- **What you will do**
Copy the full set of lines exactly as given.

- **Collected data**
- - -

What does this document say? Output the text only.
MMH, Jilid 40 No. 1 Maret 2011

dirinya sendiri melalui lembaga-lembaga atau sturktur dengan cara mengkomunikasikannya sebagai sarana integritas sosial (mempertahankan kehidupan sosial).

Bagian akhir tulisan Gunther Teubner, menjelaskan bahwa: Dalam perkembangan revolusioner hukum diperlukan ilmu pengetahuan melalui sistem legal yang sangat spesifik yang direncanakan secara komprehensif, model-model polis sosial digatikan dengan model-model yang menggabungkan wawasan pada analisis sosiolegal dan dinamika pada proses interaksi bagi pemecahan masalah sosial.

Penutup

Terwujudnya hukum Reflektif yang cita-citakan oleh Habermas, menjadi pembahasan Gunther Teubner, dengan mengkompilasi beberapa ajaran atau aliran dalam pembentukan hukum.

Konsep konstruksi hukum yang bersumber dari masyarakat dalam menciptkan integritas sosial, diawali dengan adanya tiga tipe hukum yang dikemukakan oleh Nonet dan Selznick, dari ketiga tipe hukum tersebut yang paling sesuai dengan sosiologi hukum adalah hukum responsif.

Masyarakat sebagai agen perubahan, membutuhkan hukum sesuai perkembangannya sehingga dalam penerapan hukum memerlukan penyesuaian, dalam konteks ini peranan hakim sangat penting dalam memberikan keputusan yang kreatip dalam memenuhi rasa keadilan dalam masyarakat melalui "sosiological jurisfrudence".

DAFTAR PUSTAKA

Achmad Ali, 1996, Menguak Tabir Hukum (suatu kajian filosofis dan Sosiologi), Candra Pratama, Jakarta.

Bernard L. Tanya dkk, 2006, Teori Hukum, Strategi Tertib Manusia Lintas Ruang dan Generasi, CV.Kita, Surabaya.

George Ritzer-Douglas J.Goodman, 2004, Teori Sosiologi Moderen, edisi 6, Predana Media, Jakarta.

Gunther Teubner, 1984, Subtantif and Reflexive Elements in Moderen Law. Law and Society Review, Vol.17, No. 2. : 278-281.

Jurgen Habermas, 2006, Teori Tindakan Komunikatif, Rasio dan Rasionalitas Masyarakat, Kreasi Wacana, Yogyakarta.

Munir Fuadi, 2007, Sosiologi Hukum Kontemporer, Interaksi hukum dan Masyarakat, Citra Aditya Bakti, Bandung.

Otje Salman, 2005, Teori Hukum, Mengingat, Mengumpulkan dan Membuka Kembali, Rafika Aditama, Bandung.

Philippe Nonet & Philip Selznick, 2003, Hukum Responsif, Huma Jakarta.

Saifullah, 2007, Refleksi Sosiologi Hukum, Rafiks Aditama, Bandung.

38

- - -

- **In response**
What does this document say? Output the text only.
MMH, Jilid 40 No. 1 Maret 2011

dirinya sendiri melalui lembaga-lembaga atau sturktur dengan cara mengkomunikasikannya sebagai sarana integritas sosial (mempertahankan kehidupan sosial).

Bagian akhir tulisan Gunther Teubner, menjelaskan bahwa: Dalam perkembangan revolusioner hukum diperlukan ilmu pengetahuan melalui sistem legal yang sangat spesifik yang direncanakan secara komprehensif, model-model polis sosial digatikan dengan model-model yang menggabungkan wawasan pada analisis sosiolegal dan dinamika pada proses interaksi bagi pemecahan masalah sosial.

Penutup

Terwujudnya hukum Reflektif yang cita-citakan oleh Habermas, menjadi pembahasan Gunther Teubner, dengan mengkompilasi beberapa ajaran atau aliran dalam pembentukan hukum.

Konsep konstruksi hukum yang bersumber dari masyarakat dalam menciptkan integritas sosial, diawali dengan adanya tiga tipe hukum yang dikemukakan oleh Nonet dan Selznick, dari ketiga tipe hukum tersebut yang paling sesuai dengan sosiologi hukum adalah hukum responsif.

Masyarakat sebagai agen perubahan, membutuhkan hukum sesuai perkembangannya sehingga dalam penerapan hukum memerlukan penyesuaian, dalam konteks ini peranan hakim sangat penting dalam memberikan keputusan yang kreatip dalam memenuhi rasa keadilan dalam masyarakat melalui "sosiological jurisfrudence".

DAFTAR PUSTAKA

Achmad Ali, 1996, Menguak Tabir Hukum (suatu kajian filosofis dan Sosiologi), Candra Pratama, Jakarta.

Bernard L. Tanya dkk, 2006, Teori Hukum, Strategi Tertib Manusia Lintas Ruang dan Generasi, CV.Kita, Surabaya.

George Ritzer-Douglas J.Goodman, 2004, Teori Sosiologi Moderen, edisi 6, Predana Media, Jakarta.

Gunther Teubner, 1984, Subtantif and Reflexive Elements in Moderen Law. Law and Society Review, Vol.17, No. 2. : 278-281.

Jurgen Habermas, 2006, Teori Tindakan Komunikatif, Rasio dan Rasionalitas Masyarakat, Kreasi Wacana, Yogyakarta.

Munir Fuadi, 2007, Sosiologi Hukum Kontemporer, Interaksi hukum dan Masyarakat, Citra Aditya Bakti, Bandung.

Otje Salman, 2005, Teori Hukum, Mengingat, Mengumpulkan dan Membuka Kembali, Rafika Aditama, Bandung.

Philippe Nonet & Philip Selznick, 2003, Hukum Responsif, Huma Jakarta.

Saifullah, 2007, Refleksi Sosiologi Hukum, Rafiks Aditama, Bandung.

38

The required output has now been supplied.